Start of EXERCISE INPUT

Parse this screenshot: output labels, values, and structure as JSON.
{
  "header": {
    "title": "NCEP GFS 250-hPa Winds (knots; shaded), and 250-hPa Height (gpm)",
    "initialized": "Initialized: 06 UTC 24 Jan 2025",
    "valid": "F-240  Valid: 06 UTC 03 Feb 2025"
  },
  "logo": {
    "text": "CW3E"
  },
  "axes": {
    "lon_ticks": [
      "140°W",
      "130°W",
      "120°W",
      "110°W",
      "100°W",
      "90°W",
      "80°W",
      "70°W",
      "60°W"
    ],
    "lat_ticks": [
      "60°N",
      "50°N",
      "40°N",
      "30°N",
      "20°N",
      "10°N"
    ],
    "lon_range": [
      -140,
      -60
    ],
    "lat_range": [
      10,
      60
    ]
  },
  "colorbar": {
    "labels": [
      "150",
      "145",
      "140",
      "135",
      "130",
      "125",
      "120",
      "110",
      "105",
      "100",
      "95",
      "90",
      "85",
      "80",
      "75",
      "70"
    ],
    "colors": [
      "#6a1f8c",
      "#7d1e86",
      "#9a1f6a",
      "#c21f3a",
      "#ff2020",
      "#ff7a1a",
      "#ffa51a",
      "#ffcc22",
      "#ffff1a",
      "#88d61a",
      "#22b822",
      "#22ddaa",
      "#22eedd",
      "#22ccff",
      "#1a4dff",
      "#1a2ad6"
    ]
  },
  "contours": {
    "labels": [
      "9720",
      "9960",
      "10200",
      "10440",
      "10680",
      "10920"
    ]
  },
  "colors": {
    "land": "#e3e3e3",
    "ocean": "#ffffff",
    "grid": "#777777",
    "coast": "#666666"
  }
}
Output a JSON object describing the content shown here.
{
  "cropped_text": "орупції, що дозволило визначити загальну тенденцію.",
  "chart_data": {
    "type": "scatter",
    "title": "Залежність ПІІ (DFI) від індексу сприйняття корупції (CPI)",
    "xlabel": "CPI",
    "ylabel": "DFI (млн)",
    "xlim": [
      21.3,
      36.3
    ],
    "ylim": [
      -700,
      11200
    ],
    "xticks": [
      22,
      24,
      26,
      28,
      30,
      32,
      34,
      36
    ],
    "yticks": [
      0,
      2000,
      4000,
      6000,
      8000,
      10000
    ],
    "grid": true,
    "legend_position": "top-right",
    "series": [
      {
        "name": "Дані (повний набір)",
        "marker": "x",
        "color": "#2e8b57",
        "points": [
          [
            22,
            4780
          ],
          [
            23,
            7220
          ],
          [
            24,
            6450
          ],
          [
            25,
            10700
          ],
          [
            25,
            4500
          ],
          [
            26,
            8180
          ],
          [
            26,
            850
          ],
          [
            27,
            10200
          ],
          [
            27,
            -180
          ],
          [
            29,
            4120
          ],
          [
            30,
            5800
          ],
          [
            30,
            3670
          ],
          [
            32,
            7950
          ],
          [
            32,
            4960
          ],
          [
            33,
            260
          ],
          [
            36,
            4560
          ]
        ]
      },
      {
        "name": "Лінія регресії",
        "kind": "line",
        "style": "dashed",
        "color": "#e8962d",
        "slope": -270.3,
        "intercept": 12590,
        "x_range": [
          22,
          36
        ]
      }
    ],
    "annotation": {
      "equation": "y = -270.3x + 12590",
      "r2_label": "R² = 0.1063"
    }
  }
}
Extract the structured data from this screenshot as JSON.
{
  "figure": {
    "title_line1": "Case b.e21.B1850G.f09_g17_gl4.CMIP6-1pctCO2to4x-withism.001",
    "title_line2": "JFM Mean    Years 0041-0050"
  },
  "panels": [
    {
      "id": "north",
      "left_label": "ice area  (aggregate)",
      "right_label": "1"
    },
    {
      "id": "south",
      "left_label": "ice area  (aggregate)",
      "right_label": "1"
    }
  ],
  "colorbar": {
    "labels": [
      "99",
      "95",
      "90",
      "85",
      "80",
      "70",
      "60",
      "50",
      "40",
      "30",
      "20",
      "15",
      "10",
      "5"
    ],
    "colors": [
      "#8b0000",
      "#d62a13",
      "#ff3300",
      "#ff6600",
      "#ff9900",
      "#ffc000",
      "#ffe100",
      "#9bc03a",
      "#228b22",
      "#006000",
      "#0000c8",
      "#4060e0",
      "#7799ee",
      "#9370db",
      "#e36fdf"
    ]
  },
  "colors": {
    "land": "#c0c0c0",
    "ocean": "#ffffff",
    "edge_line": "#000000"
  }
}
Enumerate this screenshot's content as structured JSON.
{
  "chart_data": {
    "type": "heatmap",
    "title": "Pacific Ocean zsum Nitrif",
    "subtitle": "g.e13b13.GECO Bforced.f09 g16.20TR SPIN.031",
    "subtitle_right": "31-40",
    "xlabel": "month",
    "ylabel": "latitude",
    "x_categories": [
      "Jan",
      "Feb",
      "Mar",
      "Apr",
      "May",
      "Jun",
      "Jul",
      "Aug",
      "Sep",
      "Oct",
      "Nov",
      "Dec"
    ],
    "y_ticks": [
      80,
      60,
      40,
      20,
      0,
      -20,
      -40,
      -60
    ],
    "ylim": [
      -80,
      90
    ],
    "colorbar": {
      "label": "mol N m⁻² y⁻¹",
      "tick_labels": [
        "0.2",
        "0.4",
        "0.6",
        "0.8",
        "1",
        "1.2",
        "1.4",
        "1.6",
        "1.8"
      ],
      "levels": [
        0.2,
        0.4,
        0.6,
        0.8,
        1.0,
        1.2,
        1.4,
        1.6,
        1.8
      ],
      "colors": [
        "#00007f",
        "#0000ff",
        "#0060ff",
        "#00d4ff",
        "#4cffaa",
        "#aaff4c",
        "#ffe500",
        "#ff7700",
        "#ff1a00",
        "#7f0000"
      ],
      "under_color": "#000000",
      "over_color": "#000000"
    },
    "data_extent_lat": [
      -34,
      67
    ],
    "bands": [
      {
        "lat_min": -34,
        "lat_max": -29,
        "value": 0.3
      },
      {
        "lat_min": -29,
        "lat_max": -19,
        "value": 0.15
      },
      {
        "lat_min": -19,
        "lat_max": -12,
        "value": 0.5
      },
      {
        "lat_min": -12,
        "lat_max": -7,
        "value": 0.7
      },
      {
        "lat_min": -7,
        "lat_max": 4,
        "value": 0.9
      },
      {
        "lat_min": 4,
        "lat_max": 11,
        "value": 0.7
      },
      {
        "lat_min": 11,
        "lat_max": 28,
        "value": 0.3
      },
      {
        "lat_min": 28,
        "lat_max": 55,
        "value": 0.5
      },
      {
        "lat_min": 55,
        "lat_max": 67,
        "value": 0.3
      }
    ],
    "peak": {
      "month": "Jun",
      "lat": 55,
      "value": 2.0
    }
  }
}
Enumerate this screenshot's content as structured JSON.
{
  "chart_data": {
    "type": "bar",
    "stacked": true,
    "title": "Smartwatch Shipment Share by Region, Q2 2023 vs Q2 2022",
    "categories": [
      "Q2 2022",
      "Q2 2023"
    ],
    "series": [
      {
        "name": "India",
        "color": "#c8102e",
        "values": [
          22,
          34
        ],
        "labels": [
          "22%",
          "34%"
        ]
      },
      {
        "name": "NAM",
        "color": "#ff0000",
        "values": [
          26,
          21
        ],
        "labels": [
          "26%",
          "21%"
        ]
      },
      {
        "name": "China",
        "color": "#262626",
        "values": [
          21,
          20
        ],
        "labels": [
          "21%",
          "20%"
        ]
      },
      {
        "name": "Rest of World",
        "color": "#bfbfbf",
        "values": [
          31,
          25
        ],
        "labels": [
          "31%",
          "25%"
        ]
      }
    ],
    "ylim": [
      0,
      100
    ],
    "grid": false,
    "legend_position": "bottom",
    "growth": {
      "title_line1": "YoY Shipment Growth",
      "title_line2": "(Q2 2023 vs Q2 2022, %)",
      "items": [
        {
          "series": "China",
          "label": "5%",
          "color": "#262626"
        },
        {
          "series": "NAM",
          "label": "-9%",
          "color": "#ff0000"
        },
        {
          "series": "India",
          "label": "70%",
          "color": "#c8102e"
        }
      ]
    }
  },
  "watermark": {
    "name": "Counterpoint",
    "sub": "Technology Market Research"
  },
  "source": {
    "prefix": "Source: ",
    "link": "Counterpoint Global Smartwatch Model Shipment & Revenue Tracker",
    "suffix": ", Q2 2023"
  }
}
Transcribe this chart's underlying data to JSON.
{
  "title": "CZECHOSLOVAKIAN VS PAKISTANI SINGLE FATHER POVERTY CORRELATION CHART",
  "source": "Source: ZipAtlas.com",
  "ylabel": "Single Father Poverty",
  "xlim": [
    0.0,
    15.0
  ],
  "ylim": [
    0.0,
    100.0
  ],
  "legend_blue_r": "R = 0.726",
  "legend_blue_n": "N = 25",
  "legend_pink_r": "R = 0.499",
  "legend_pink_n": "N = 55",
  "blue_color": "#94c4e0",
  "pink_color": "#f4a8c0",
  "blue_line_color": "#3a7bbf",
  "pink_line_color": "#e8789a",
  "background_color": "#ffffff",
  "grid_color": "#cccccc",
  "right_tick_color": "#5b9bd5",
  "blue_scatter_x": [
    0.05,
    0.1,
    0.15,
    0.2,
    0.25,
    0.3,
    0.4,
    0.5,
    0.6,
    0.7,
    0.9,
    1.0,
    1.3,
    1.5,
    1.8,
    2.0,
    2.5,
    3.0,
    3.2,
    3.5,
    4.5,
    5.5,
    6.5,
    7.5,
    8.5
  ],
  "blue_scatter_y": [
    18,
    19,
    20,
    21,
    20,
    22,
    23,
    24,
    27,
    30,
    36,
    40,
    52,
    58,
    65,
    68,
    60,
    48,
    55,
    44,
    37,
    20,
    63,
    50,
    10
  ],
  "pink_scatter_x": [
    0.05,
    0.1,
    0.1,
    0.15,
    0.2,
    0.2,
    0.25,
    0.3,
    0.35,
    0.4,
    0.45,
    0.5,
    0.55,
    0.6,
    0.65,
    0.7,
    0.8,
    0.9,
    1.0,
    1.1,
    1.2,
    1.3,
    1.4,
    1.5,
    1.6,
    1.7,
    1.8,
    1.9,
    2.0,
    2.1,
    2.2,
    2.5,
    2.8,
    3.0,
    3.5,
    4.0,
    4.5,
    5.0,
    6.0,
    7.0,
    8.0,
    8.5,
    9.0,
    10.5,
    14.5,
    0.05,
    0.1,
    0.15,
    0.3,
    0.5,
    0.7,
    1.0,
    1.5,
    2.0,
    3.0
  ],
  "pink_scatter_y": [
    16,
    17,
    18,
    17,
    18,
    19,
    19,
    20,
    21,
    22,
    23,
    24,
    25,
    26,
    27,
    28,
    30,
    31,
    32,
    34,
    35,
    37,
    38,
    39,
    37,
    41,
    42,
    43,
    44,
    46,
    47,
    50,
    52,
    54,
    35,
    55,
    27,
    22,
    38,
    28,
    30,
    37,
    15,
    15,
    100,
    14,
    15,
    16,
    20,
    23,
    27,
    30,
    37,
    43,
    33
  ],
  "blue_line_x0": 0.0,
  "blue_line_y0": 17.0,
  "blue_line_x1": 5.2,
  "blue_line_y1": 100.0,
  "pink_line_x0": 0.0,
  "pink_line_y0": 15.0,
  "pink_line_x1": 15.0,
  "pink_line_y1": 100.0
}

End of EXERCISE INPUT

TASK DESCRIPTION: Go through the data and gather every line that holds "screenshot".

FINAL RESULT:
Parse this screenshot: output labels, values, and structure as JSON.
Extract the structured data from this screenshot as JSON.
Enumerate this screenshot's content as structured JSON.
Enumerate this screenshot's content as structured JSON.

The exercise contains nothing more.